The task
In the listing below, find every line with the string "olur" and pull it out.

>> start Provided data

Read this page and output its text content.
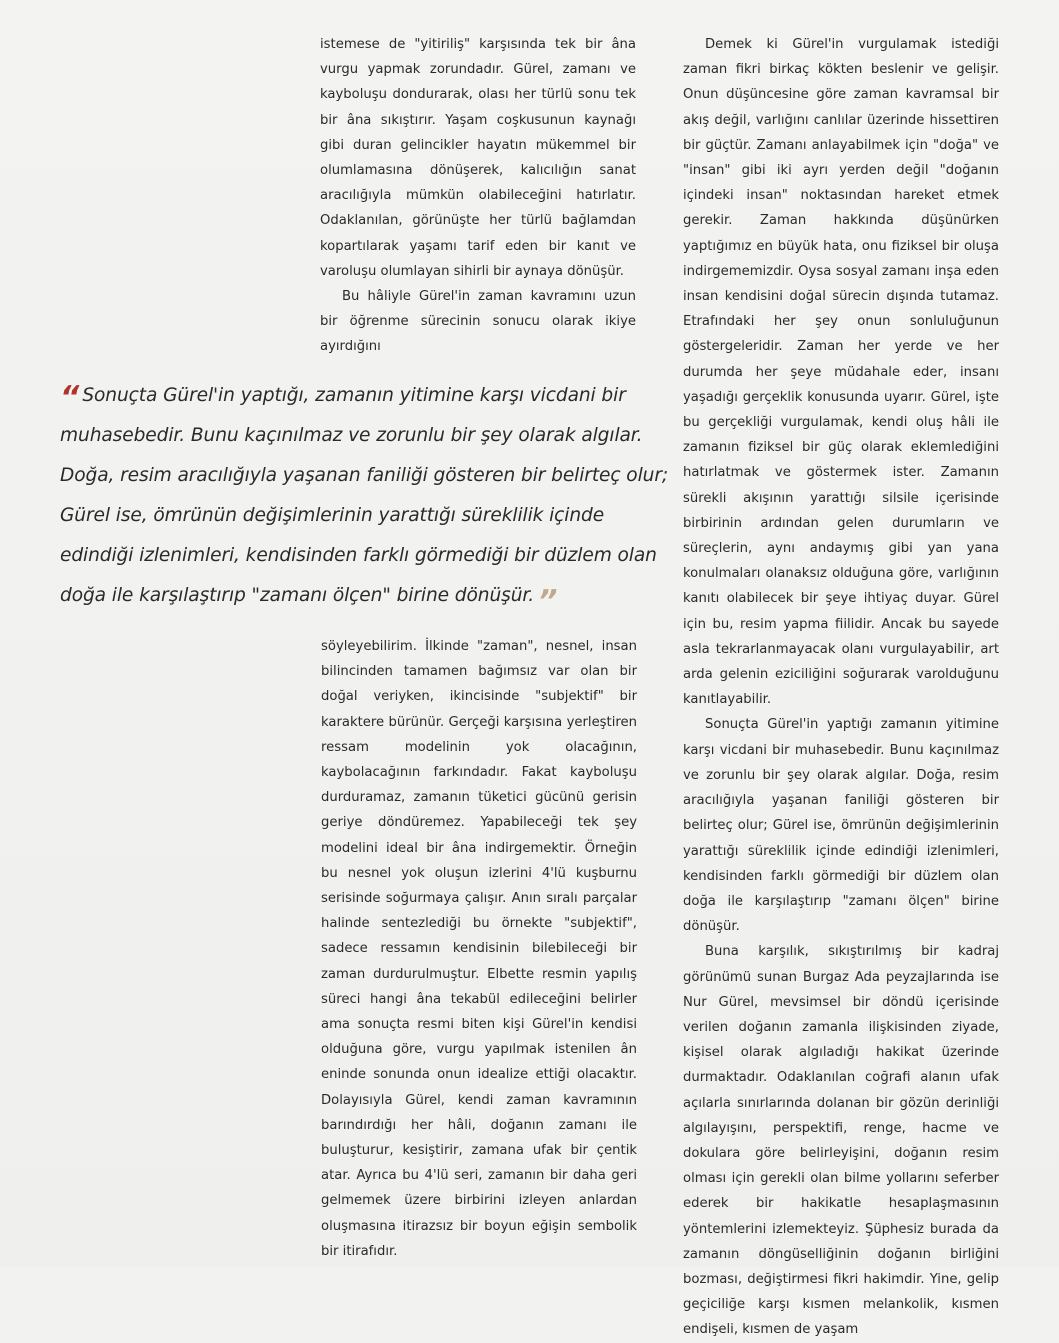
istemese de "yitiriliş" karşısında tek bir âna vurgu yapmak zorundadır. Gürel, zamanı ve kayboluşu dondurarak, olası her türlü sonu tek bir âna sıkıştırır. Yaşam coşkusunun kaynağı gibi duran gelincikler hayatın mükemmel bir olumlamasına dönüşerek, kalıcılığın sanat aracılığıyla mümkün olabileceğini hatırlatır. Odaklanılan, görünüşte her türlü bağlamdan kopartılarak yaşamı tarif eden bir kanıt ve varoluşu olumlayan sihirli bir aynaya dönüşür.

Bu hâliyle Gürel'in zaman kavramını uzun bir öğrenme sürecinin sonucu olarak ikiye ayırdığını

“ Sonuçta Gürel'in yaptığı, zamanın yitimine karşı vicdani bir
muhasebedir. Bunu kaçınılmaz ve zorunlu bir şey olarak algılar.
Doğa, resim aracılığıyla yaşanan faniliği gösteren bir belirteç olur;
Gürel ise, ömrünün değişimlerinin yarattığı süreklilik içinde
edindiği izlenimleri, kendisinden farklı görmediği bir düzlem olan
doğa ile karşılaştırıp "zamanı ölçen" birine dönüşür. ”

söyleyebilirim. İlkinde "zaman", nesnel, insan bilincinden tamamen bağımsız var olan bir doğal veriyken, ikincisinde "subjektif" bir karaktere bürünür. Gerçeği karşısına yerleştiren ressam modelinin yok olacağının, kaybolacağının farkındadır. Fakat kayboluşu durduramaz, zamanın tüketici gücünü gerisin geriye döndüremez. Yapabileceği tek şey modelini ideal bir âna indirgemektir. Örneğin bu nesnel yok oluşun izlerini 4'lü kuşburnu serisinde soğurmaya çalışır. Anın sıralı parçalar halinde sentezlediği bu örnekte "subjektif", sadece ressamın kendisinin bilebileceği bir zaman durdurulmuştur. Elbette resmin yapılış süreci hangi âna tekabül edileceğini belirler ama sonuçta resmi biten kişi Gürel'in kendisi olduğuna göre, vurgu yapılmak istenilen ân eninde sonunda onun idealize ettiği olacaktır. Dolayısıyla Gürel, kendi zaman kavramının barındırdığı her hâli, doğanın zamanı ile buluşturur, kesiştirir, zamana ufak bir çentik atar. Ayrıca bu 4'lü seri, zamanın bir daha geri gelmemek üzere birbirini izleyen anlardan oluşmasına itirazsız bir boyun eğişin sembolik bir itirafıdır.

Demek ki Gürel'in vurgulamak istediği zaman fikri birkaç kökten beslenir ve gelişir. Onun düşüncesine göre zaman kavramsal bir akış değil, varlığını canlılar üzerinde hissettiren bir güçtür. Zamanı anlayabilmek için "doğa" ve "insan" gibi iki ayrı yerden değil "doğanın içindeki insan" noktasından hareket etmek gerekir. Zaman hakkında düşünürken yaptığımız en büyük hata, onu fiziksel bir oluşa indirgememizdir. Oysa sosyal zamanı inşa eden insan kendisini doğal sürecin dışında tutamaz. Etrafındaki her şey onun sonluluğunun göstergeleridir. Zaman her yerde ve her durumda her şeye müdahale eder, insanı yaşadığı gerçeklik konusunda uyarır. Gürel, işte bu gerçekliği vurgulamak, kendi oluş hâli ile zamanın fiziksel bir güç olarak eklemlediğini hatırlatmak ve göstermek ister. Zamanın sürekli akışının yarattığı silsile içerisinde birbirinin ardından gelen durumların ve süreçlerin, aynı andaymış gibi yan yana konulmaları olanaksız olduğuna göre, varlığının kanıtı olabilecek bir şeye ihtiyaç duyar. Gürel için bu, resim yapma fiilidir. Ancak bu sayede asla tekrarlanmayacak olanı vurgulayabilir, art arda gelenin eziciliğini soğurarak varolduğunu kanıtlayabilir.

Sonuçta Gürel'in yaptığı zamanın yitimine karşı vicdani bir muhasebedir. Bunu kaçınılmaz ve zorunlu bir şey olarak algılar. Doğa, resim aracılığıyla yaşanan faniliği gösteren bir belirteç olur; Gürel ise, ömrünün değişimlerinin yarattığı süreklilik içinde edindiği izlenimleri, kendisinden farklı görmediği bir düzlem olan doğa ile karşılaştırıp "zamanı ölçen" birine dönüşür.

Buna karşılık, sıkıştırılmış bir kadraj görünümü sunan Burgaz Ada peyzajlarında ise Nur Gürel, mevsimsel bir döndü içerisinde verilen doğanın zamanla ilişkisinden ziyade, kişisel olarak algıladığı hakikat üzerinde durmaktadır. Odaklanılan coğrafi alanın ufak açılarla sınırlarında dolanan bir gözün derinliği algılayışını, perspektifi, renge, hacme ve dokulara göre belirleyişini, doğanın resim olması için gerekli olan bilme yollarını seferber ederek bir hakikatle hesaplaşmasının yöntemlerini izlemekteyiz. Şüphesiz burada da zamanın döngüselliğinin doğanın birliğini bozması, değiştirmesi fikri hakimdir. Yine, gelip geçiciliğe karşı kısmen melankolik, kısmen endişeli, kısmen de yaşam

>> end Provided data

Exercise result
Doğa, resim aracılığıyla yaşanan faniliği gösteren bir belirteç olur;
Sonuçta Gürel'in yaptığı zamanın yitimine karşı vicdani bir muhasebedir. Bunu kaçınılmaz ve zorunlu bir şey olarak algılar. Doğa, resim aracılığıyla yaşanan faniliği gösteren bir belirteç olur; Gürel ise, ömrünün değişimlerinin yarattığı süreklilik içinde edindiği izlenimleri, kendisinden farklı görmediği bir düzlem olan doğa ile karşılaştırıp "zamanı ölçen" birine dönüşür.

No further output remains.